--- Begin ---

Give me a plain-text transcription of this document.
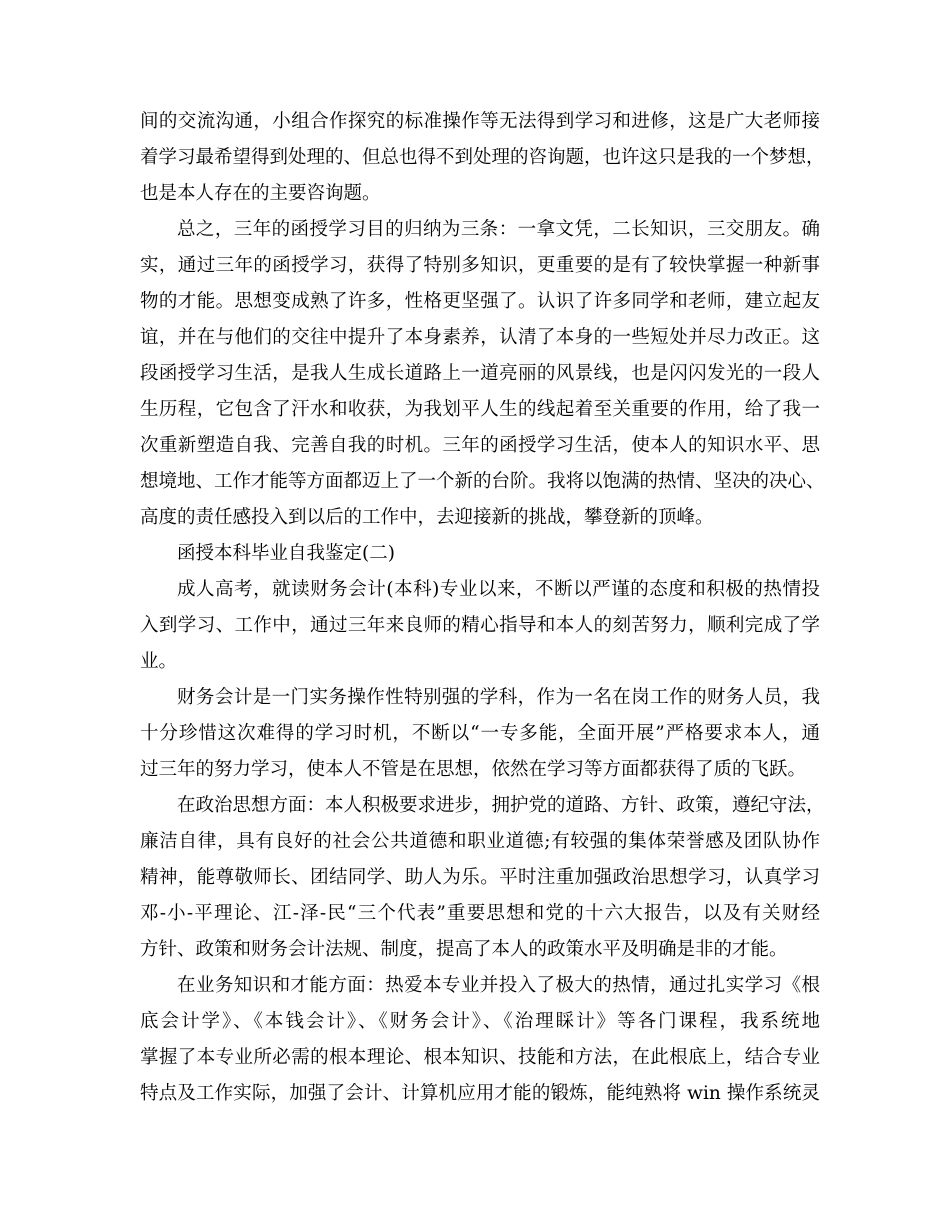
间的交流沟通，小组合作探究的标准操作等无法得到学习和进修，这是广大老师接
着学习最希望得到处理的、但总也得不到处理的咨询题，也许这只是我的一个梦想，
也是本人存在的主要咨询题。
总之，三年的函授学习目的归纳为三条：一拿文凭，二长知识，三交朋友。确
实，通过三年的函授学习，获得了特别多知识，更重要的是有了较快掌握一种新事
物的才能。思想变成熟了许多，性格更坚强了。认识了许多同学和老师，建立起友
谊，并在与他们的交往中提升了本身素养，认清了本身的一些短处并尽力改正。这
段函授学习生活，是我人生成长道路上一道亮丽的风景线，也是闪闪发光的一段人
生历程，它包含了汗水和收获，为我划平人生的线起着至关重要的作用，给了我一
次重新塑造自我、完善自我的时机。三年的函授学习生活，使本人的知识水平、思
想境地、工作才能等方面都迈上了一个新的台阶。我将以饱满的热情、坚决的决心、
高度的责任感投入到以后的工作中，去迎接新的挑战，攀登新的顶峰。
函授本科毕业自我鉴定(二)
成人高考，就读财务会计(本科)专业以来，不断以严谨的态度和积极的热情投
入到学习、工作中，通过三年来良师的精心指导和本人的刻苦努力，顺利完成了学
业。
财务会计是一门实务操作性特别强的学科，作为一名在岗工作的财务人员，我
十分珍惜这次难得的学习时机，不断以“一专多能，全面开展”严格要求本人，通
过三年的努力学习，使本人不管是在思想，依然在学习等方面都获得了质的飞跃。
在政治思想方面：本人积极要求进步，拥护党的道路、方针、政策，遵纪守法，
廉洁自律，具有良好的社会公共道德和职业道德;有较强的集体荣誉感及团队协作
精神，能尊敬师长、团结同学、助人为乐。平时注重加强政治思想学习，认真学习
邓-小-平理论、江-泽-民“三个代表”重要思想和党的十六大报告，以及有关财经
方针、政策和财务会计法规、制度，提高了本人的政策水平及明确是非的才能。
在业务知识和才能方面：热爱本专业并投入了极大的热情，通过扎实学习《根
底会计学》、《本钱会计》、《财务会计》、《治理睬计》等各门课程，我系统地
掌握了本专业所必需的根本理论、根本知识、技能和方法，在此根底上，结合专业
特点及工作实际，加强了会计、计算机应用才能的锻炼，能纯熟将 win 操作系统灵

--- End ---

PROBLEM TO WORK ON — Retype the listing exactly. Pictures do not belong in the copy.

SOLVED EXERCISE —
Give me a plain-text transcription of this document.
间的交流沟通，小组合作探究的标准操作等无法得到学习和进修，这是广大老师接
着学习最希望得到处理的、但总也得不到处理的咨询题，也许这只是我的一个梦想，
也是本人存在的主要咨询题。
总之，三年的函授学习目的归纳为三条：一拿文凭，二长知识，三交朋友。确
实，通过三年的函授学习，获得了特别多知识，更重要的是有了较快掌握一种新事
物的才能。思想变成熟了许多，性格更坚强了。认识了许多同学和老师，建立起友
谊，并在与他们的交往中提升了本身素养，认清了本身的一些短处并尽力改正。这
段函授学习生活，是我人生成长道路上一道亮丽的风景线，也是闪闪发光的一段人
生历程，它包含了汗水和收获，为我划平人生的线起着至关重要的作用，给了我一
次重新塑造自我、完善自我的时机。三年的函授学习生活，使本人的知识水平、思
想境地、工作才能等方面都迈上了一个新的台阶。我将以饱满的热情、坚决的决心、
高度的责任感投入到以后的工作中，去迎接新的挑战，攀登新的顶峰。
函授本科毕业自我鉴定(二)
成人高考，就读财务会计(本科)专业以来，不断以严谨的态度和积极的热情投
入到学习、工作中，通过三年来良师的精心指导和本人的刻苦努力，顺利完成了学
业。
财务会计是一门实务操作性特别强的学科，作为一名在岗工作的财务人员，我
十分珍惜这次难得的学习时机，不断以“一专多能，全面开展”严格要求本人，通
过三年的努力学习，使本人不管是在思想，依然在学习等方面都获得了质的飞跃。
在政治思想方面：本人积极要求进步，拥护党的道路、方针、政策，遵纪守法，
廉洁自律，具有良好的社会公共道德和职业道德;有较强的集体荣誉感及团队协作
精神，能尊敬师长、团结同学、助人为乐。平时注重加强政治思想学习，认真学习
邓-小-平理论、江-泽-民“三个代表”重要思想和党的十六大报告，以及有关财经
方针、政策和财务会计法规、制度，提高了本人的政策水平及明确是非的才能。
在业务知识和才能方面：热爱本专业并投入了极大的热情，通过扎实学习《根
底会计学》、《本钱会计》、《财务会计》、《治理睬计》等各门课程，我系统地
掌握了本专业所必需的根本理论、根本知识、技能和方法，在此根底上，结合专业
特点及工作实际，加强了会计、计算机应用才能的锻炼，能纯熟将 win 操作系统灵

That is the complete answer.